Written task:
Reproduce the material word for word; the images stay out.

══ Raw records ══

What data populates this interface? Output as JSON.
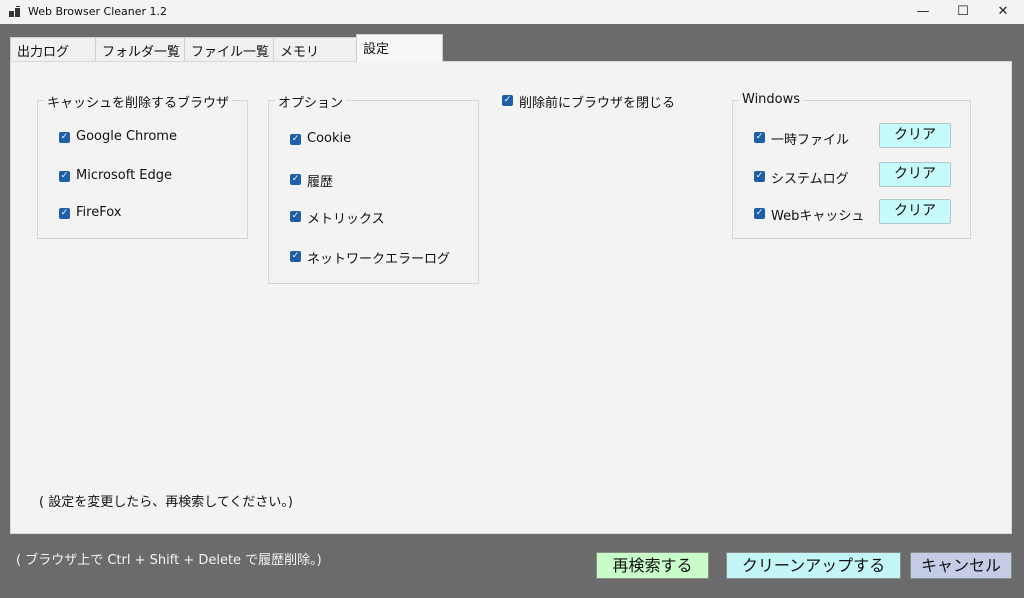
{
  "window": {
    "title": "Web Browser Cleaner 1.2"
  },
  "window_controls": {
    "minimize": "—",
    "maximize": "☐",
    "close": "✕"
  },
  "tabs": [
    {
      "label": "出力ログ"
    },
    {
      "label": "フォルダ一覧"
    },
    {
      "label": "ファイル一覧"
    },
    {
      "label": "メモリ"
    },
    {
      "label": "設定"
    }
  ],
  "cache_group": {
    "title": "キャッシュを削除するブラウザ",
    "items": [
      {
        "label": "Google Chrome",
        "checked": true
      },
      {
        "label": "Microsoft Edge",
        "checked": true
      },
      {
        "label": "FireFox",
        "checked": true
      }
    ]
  },
  "option_group": {
    "title": "オプション",
    "items": [
      {
        "label": "Cookie",
        "checked": true
      },
      {
        "label": "履歴",
        "checked": true
      },
      {
        "label": "メトリックス",
        "checked": true
      },
      {
        "label": "ネットワークエラーログ",
        "checked": true
      }
    ]
  },
  "close_before_delete": {
    "label": "削除前にブラウザを閉じる",
    "checked": true
  },
  "windows_group": {
    "title": "Windows",
    "items": [
      {
        "label": "一時ファイル",
        "checked": true,
        "button": "クリア"
      },
      {
        "label": "システムログ",
        "checked": true,
        "button": "クリア"
      },
      {
        "label": "Webキャッシュ",
        "checked": true,
        "button": "クリア"
      }
    ]
  },
  "settings_note": "( 設定を変更したら、再検索してください。)",
  "footer_note": "( ブラウザ上で Ctrl + Shift + Delete で履歴削除。)",
  "buttons": {
    "research": "再検索する",
    "cleanup": "クリーンアップする",
    "cancel": "キャンセル"
  },
  "colors": {
    "research_bg": "#c8fcc8",
    "cleanup_bg": "#c4f5f7",
    "cancel_bg": "#c5cde6",
    "checkbox": "#1f5fa8"
  },
  "icons": {
    "app": "app-icon",
    "check": "checkbox-checked-icon"
  }
}
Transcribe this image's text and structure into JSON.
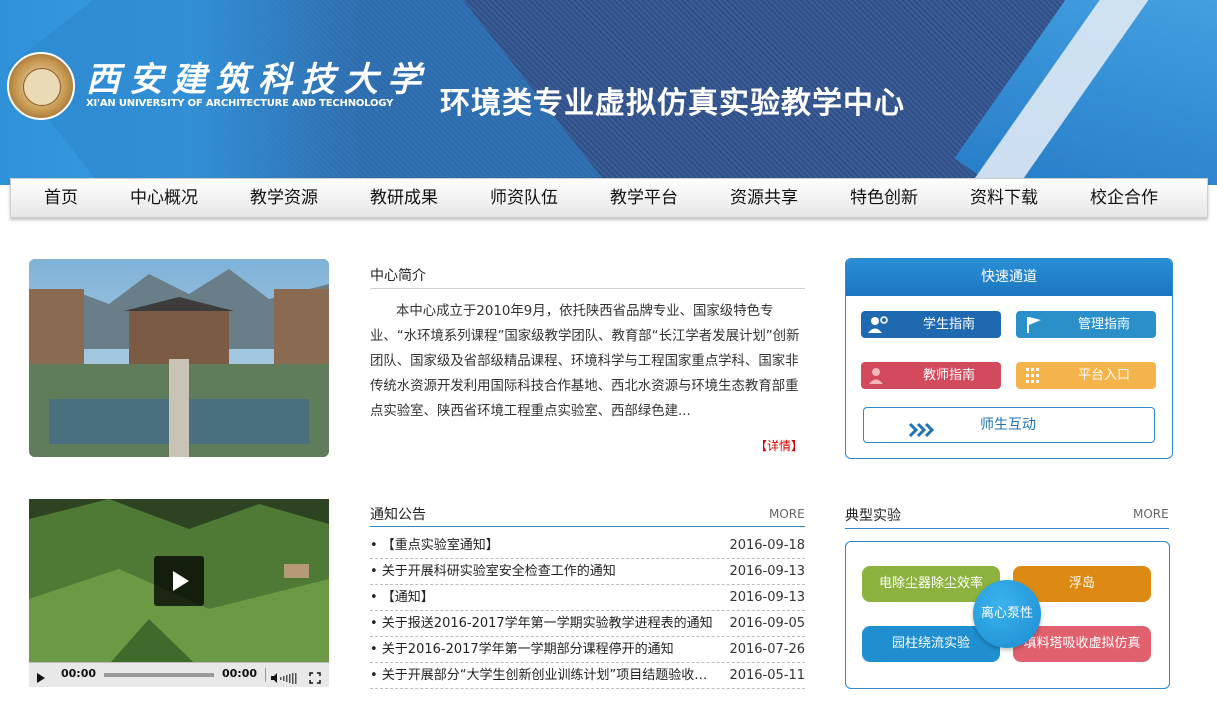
{
  "header": {
    "school_name_cn": "西安建筑科技大学",
    "school_name_en": "XI'AN UNIVERSITY OF ARCHITECTURE AND TECHNOLOGY",
    "site_title": "环境类专业虚拟仿真实验教学中心"
  },
  "nav": {
    "items": [
      "首页",
      "中心概况",
      "教学资源",
      "教研成果",
      "师资队伍",
      "教学平台",
      "资源共享",
      "特色创新",
      "资料下载",
      "校企合作"
    ]
  },
  "intro": {
    "title": "中心简介",
    "text": "本中心成立于2010年9月，依托陕西省品牌专业、国家级特色专业、“水环境系列课程”国家级教学团队、教育部“长江学者发展计划”创新团队、国家级及省部级精品课程、环境科学与工程国家重点学科、国家非传统水资源开发利用国际科技合作基地、西北水资源与环境生态教育部重点实验室、陕西省环境工程重点实验室、西部绿色建...",
    "detail_link": "【详情】"
  },
  "quick": {
    "title": "快速通道",
    "buttons": [
      {
        "label": "学生指南",
        "color": "#1f69b1",
        "icon": "users-icon"
      },
      {
        "label": "管理指南",
        "color": "#2b8fc9",
        "icon": "flag-icon"
      },
      {
        "label": "教师指南",
        "color": "#d24a5c",
        "icon": "teacher-icon"
      },
      {
        "label": "平台入口",
        "color": "#f5b34b",
        "icon": "grid-icon"
      }
    ],
    "wide_button": {
      "label": "师生互动",
      "icon": "chevrons-right-icon"
    }
  },
  "video": {
    "current_time": "00:00",
    "duration": "00:00"
  },
  "notices": {
    "title": "通知公告",
    "more": "MORE",
    "items": [
      {
        "title": "• 【重点实验室通知】",
        "date": "2016-09-18"
      },
      {
        "title": "• 关于开展科研实验室安全检查工作的通知",
        "date": "2016-09-13"
      },
      {
        "title": "• 【通知】",
        "date": "2016-09-13"
      },
      {
        "title": "• 关于报送2016-2017学年第一学期实验教学进程表的通知",
        "date": "2016-09-05"
      },
      {
        "title": "• 关于2016-2017学年第一学期部分课程停开的通知",
        "date": "2016-07-26"
      },
      {
        "title": "• 关于开展部分“大学生创新创业训练计划”项目结题验收的通知",
        "date": "2016-05-11"
      }
    ]
  },
  "experiments": {
    "title": "典型实验",
    "more": "MORE",
    "items": [
      {
        "label": "电除尘器除尘效率",
        "color": "#8cb33f"
      },
      {
        "label": "浮岛",
        "color": "#dc8a14"
      },
      {
        "label": "园柱绕流实验",
        "color": "#1f8fd0"
      },
      {
        "label": "填料塔吸收虚拟仿真",
        "color": "#e0606e"
      }
    ],
    "center_item": {
      "label": "离心泵性",
      "color": "#1a8ccf"
    }
  }
}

═══

Solution to this task:
What data populates this interface? Output as JSON.
{
  "window": {
    "title": "Web Browser Cleaner 1.2"
  },
  "window_controls": {
    "minimize": "—",
    "maximize": "☐",
    "close": "✕"
  },
  "tabs": [
    {
      "label": "出力ログ"
    },
    {
      "label": "フォルダ一覧"
    },
    {
      "label": "ファイル一覧"
    },
    {
      "label": "メモリ"
    },
    {
      "label": "設定"
    }
  ],
  "cache_group": {
    "title": "キャッシュを削除するブラウザ",
    "items": [
      {
        "label": "Google Chrome",
        "checked": true
      },
      {
        "label": "Microsoft Edge",
        "checked": true
      },
      {
        "label": "FireFox",
        "checked": true
      }
    ]
  },
  "option_group": {
    "title": "オプション",
    "items": [
      {
        "label": "Cookie",
        "checked": true
      },
      {
        "label": "履歴",
        "checked": true
      },
      {
        "label": "メトリックス",
        "checked": true
      },
      {
        "label": "ネットワークエラーログ",
        "checked": true
      }
    ]
  },
  "close_before_delete": {
    "label": "削除前にブラウザを閉じる",
    "checked": true
  },
  "windows_group": {
    "title": "Windows",
    "items": [
      {
        "label": "一時ファイル",
        "checked": true,
        "button": "クリア"
      },
      {
        "label": "システムログ",
        "checked": true,
        "button": "クリア"
      },
      {
        "label": "Webキャッシュ",
        "checked": true,
        "button": "クリア"
      }
    ]
  },
  "settings_note": "( 設定を変更したら、再検索してください。)",
  "footer_note": "( ブラウザ上で Ctrl + Shift + Delete で履歴削除。)",
  "buttons": {
    "research": "再検索する",
    "cleanup": "クリーンアップする",
    "cancel": "キャンセル"
  },
  "colors": {
    "research_bg": "#c8fcc8",
    "cleanup_bg": "#c4f5f7",
    "cancel_bg": "#c5cde6",
    "checkbox": "#1f5fa8"
  },
  "icons": {
    "app": "app-icon",
    "check": "checkbox-checked-icon"
  }
}
Transcribe this image's text and structure into JSON.
{
  "header": {
    "school_name_cn": "西安建筑科技大学",
    "school_name_en": "XI'AN UNIVERSITY OF ARCHITECTURE AND TECHNOLOGY",
    "site_title": "环境类专业虚拟仿真实验教学中心"
  },
  "nav": {
    "items": [
      "首页",
      "中心概况",
      "教学资源",
      "教研成果",
      "师资队伍",
      "教学平台",
      "资源共享",
      "特色创新",
      "资料下载",
      "校企合作"
    ]
  },
  "intro": {
    "title": "中心简介",
    "text": "本中心成立于2010年9月，依托陕西省品牌专业、国家级特色专业、“水环境系列课程”国家级教学团队、教育部“长江学者发展计划”创新团队、国家级及省部级精品课程、环境科学与工程国家重点学科、国家非传统水资源开发利用国际科技合作基地、西北水资源与环境生态教育部重点实验室、陕西省环境工程重点实验室、西部绿色建...",
    "detail_link": "【详情】"
  },
  "quick": {
    "title": "快速通道",
    "buttons": [
      {
        "label": "学生指南",
        "color": "#1f69b1",
        "icon": "users-icon"
      },
      {
        "label": "管理指南",
        "color": "#2b8fc9",
        "icon": "flag-icon"
      },
      {
        "label": "教师指南",
        "color": "#d24a5c",
        "icon": "teacher-icon"
      },
      {
        "label": "平台入口",
        "color": "#f5b34b",
        "icon": "grid-icon"
      }
    ],
    "wide_button": {
      "label": "师生互动",
      "icon": "chevrons-right-icon"
    }
  },
  "video": {
    "current_time": "00:00",
    "duration": "00:00"
  },
  "notices": {
    "title": "通知公告",
    "more": "MORE",
    "items": [
      {
        "title": "• 【重点实验室通知】",
        "date": "2016-09-18"
      },
      {
        "title": "• 关于开展科研实验室安全检查工作的通知",
        "date": "2016-09-13"
      },
      {
        "title": "• 【通知】",
        "date": "2016-09-13"
      },
      {
        "title": "• 关于报送2016-2017学年第一学期实验教学进程表的通知",
        "date": "2016-09-05"
      },
      {
        "title": "• 关于2016-2017学年第一学期部分课程停开的通知",
        "date": "2016-07-26"
      },
      {
        "title": "• 关于开展部分“大学生创新创业训练计划”项目结题验收的通知",
        "date": "2016-05-11"
      }
    ]
  },
  "experiments": {
    "title": "典型实验",
    "more": "MORE",
    "items": [
      {
        "label": "电除尘器除尘效率",
        "color": "#8cb33f"
      },
      {
        "label": "浮岛",
        "color": "#dc8a14"
      },
      {
        "label": "园柱绕流实验",
        "color": "#1f8fd0"
      },
      {
        "label": "填料塔吸收虚拟仿真",
        "color": "#e0606e"
      }
    ],
    "center_item": {
      "label": "离心泵性",
      "color": "#1a8ccf"
    }
  }
}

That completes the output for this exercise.